WRITTEN TASK. Retype the tail of the data exactly, starting at the line containing "Read out every word on this page." and stopping at the last line.

━━━━━ DATA PROVIDED

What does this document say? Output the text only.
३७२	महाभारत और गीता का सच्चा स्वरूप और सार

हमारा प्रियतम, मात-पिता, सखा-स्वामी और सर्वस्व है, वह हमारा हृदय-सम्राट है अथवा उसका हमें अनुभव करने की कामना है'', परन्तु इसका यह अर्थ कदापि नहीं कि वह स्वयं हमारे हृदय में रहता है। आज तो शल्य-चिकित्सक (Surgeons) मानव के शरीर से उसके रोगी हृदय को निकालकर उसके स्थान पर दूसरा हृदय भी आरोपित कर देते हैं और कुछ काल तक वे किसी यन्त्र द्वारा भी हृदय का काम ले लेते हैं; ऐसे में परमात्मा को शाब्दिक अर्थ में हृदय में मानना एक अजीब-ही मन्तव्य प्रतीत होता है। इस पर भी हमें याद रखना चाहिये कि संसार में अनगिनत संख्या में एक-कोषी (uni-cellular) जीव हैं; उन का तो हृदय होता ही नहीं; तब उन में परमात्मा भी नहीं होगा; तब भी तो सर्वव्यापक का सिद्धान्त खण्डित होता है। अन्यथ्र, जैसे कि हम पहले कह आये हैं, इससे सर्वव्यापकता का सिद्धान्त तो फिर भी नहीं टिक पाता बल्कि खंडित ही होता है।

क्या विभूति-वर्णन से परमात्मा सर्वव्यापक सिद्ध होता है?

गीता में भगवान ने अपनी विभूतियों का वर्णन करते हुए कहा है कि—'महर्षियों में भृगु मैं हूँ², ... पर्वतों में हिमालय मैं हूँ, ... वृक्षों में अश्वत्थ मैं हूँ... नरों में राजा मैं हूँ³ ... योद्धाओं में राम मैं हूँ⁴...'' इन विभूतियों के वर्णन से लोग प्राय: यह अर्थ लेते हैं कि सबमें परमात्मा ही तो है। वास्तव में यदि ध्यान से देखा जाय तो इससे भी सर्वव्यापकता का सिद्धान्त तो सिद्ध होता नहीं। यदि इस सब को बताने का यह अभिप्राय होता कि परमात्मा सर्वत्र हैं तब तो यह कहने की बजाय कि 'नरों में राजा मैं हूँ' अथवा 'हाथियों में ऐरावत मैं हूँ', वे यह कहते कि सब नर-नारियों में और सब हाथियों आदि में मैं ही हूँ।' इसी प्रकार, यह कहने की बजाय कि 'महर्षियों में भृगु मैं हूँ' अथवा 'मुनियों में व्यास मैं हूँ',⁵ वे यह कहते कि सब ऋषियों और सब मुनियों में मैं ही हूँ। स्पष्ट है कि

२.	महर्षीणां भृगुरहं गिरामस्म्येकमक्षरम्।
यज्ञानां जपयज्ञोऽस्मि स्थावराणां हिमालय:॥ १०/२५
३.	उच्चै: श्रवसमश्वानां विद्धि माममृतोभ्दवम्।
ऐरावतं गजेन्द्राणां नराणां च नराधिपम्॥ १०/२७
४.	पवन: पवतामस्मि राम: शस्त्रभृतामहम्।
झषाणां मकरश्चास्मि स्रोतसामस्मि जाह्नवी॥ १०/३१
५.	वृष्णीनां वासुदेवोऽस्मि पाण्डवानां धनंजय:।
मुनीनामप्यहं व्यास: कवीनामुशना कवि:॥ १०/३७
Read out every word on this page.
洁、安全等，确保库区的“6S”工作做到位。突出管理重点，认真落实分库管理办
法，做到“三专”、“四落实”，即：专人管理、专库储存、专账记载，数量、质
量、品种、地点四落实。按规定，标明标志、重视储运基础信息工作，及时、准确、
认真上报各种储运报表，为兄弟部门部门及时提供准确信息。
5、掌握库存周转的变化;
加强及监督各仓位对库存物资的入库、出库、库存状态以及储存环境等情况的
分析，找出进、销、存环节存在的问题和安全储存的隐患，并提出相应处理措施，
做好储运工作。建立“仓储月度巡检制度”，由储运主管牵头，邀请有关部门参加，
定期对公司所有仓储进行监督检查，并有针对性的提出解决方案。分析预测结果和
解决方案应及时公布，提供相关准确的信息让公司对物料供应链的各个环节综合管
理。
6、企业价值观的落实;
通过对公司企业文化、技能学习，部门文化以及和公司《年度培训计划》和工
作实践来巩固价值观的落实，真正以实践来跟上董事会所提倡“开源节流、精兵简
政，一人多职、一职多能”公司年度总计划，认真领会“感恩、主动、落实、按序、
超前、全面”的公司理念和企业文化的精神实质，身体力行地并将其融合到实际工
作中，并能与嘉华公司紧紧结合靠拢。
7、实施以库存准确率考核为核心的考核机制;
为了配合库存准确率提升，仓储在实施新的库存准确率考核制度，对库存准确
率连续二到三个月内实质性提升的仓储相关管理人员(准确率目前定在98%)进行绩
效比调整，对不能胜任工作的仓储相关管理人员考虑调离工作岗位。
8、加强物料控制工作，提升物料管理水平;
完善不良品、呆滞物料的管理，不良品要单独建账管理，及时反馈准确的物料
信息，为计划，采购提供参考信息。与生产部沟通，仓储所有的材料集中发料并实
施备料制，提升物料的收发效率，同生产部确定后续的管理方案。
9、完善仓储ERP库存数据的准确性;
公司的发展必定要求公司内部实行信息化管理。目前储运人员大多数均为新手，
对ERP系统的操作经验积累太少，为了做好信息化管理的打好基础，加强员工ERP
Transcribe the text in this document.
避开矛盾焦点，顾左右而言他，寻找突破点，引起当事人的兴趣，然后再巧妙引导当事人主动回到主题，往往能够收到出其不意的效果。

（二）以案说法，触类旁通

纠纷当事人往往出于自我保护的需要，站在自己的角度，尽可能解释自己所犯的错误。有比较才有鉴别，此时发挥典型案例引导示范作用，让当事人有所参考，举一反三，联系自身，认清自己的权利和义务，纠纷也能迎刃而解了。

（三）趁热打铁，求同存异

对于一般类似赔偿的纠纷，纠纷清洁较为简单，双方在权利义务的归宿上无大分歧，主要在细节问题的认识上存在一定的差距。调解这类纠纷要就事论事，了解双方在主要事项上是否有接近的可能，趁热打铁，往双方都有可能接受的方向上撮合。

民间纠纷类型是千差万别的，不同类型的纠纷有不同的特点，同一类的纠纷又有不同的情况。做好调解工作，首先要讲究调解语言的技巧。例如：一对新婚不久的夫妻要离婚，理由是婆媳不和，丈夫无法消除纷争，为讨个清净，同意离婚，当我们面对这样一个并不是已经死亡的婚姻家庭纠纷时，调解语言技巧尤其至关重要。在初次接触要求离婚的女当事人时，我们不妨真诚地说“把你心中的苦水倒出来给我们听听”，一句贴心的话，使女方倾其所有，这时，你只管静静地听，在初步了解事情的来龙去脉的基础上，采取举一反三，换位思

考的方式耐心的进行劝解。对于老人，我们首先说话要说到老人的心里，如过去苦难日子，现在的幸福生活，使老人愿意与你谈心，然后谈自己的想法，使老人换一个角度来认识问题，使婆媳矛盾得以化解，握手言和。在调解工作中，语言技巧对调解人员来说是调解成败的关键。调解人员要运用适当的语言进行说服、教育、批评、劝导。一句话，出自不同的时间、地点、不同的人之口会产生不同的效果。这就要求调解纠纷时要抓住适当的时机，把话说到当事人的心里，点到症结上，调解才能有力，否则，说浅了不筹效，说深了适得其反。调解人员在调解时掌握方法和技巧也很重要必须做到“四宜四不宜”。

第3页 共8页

━━━━━━━━━━

RESPONSE TO THIS TASK.
Read out every word on this page.
洁、安全等，确保库区的“6S”工作做到位。突出管理重点，认真落实分库管理办
法，做到“三专”、“四落实”，即：专人管理、专库储存、专账记载，数量、质
量、品种、地点四落实。按规定，标明标志、重视储运基础信息工作，及时、准确、
认真上报各种储运报表，为兄弟部门部门及时提供准确信息。
5、掌握库存周转的变化;
加强及监督各仓位对库存物资的入库、出库、库存状态以及储存环境等情况的
分析，找出进、销、存环节存在的问题和安全储存的隐患，并提出相应处理措施，
做好储运工作。建立“仓储月度巡检制度”，由储运主管牵头，邀请有关部门参加，
定期对公司所有仓储进行监督检查，并有针对性的提出解决方案。分析预测结果和
解决方案应及时公布，提供相关准确的信息让公司对物料供应链的各个环节综合管
理。
6、企业价值观的落实;
通过对公司企业文化、技能学习，部门文化以及和公司《年度培训计划》和工
作实践来巩固价值观的落实，真正以实践来跟上董事会所提倡“开源节流、精兵简
政，一人多职、一职多能”公司年度总计划，认真领会“感恩、主动、落实、按序、
超前、全面”的公司理念和企业文化的精神实质，身体力行地并将其融合到实际工
作中，并能与嘉华公司紧紧结合靠拢。
7、实施以库存准确率考核为核心的考核机制;
为了配合库存准确率提升，仓储在实施新的库存准确率考核制度，对库存准确
率连续二到三个月内实质性提升的仓储相关管理人员(准确率目前定在98%)进行绩
效比调整，对不能胜任工作的仓储相关管理人员考虑调离工作岗位。
8、加强物料控制工作，提升物料管理水平;
完善不良品、呆滞物料的管理，不良品要单独建账管理，及时反馈准确的物料
信息，为计划，采购提供参考信息。与生产部沟通，仓储所有的材料集中发料并实
施备料制，提升物料的收发效率，同生产部确定后续的管理方案。
9、完善仓储ERP库存数据的准确性;
公司的发展必定要求公司内部实行信息化管理。目前储运人员大多数均为新手，
对ERP系统的操作经验积累太少，为了做好信息化管理的打好基础，加强员工ERP
Transcribe the text in this document.
避开矛盾焦点，顾左右而言他，寻找突破点，引起当事人的兴趣，然后再巧妙引导当事人主动回到主题，往往能够收到出其不意的效果。

（二）以案说法，触类旁通

纠纷当事人往往出于自我保护的需要，站在自己的角度，尽可能解释自己所犯的错误。有比较才有鉴别，此时发挥典型案例引导示范作用，让当事人有所参考，举一反三，联系自身，认清自己的权利和义务，纠纷也能迎刃而解了。

（三）趁热打铁，求同存异

对于一般类似赔偿的纠纷，纠纷清洁较为简单，双方在权利义务的归宿上无大分歧，主要在细节问题的认识上存在一定的差距。调解这类纠纷要就事论事，了解双方在主要事项上是否有接近的可能，趁热打铁，往双方都有可能接受的方向上撮合。

民间纠纷类型是千差万别的，不同类型的纠纷有不同的特点，同一类的纠纷又有不同的情况。做好调解工作，首先要讲究调解语言的技巧。例如：一对新婚不久的夫妻要离婚，理由是婆媳不和，丈夫无法消除纷争，为讨个清净，同意离婚，当我们面对这样一个并不是已经死亡的婚姻家庭纠纷时，调解语言技巧尤其至关重要。在初次接触要求离婚的女当事人时，我们不妨真诚地说“把你心中的苦水倒出来给我们听听”，一句贴心的话，使女方倾其所有，这时，你只管静静地听，在初步了解事情的来龙去脉的基础上，采取举一反三，换位思

考的方式耐心的进行劝解。对于老人，我们首先说话要说到老人的心里，如过去苦难日子，现在的幸福生活，使老人愿意与你谈心，然后谈自己的想法，使老人换一个角度来认识问题，使婆媳矛盾得以化解，握手言和。在调解工作中，语言技巧对调解人员来说是调解成败的关键。调解人员要运用适当的语言进行说服、教育、批评、劝导。一句话，出自不同的时间、地点、不同的人之口会产生不同的效果。这就要求调解纠纷时要抓住适当的时机，把话说到当事人的心里，点到症结上，调解才能有力，否则，说浅了不筹效，说深了适得其反。调解人员在调解时掌握方法和技巧也很重要必须做到“四宜四不宜”。

第3页 共8页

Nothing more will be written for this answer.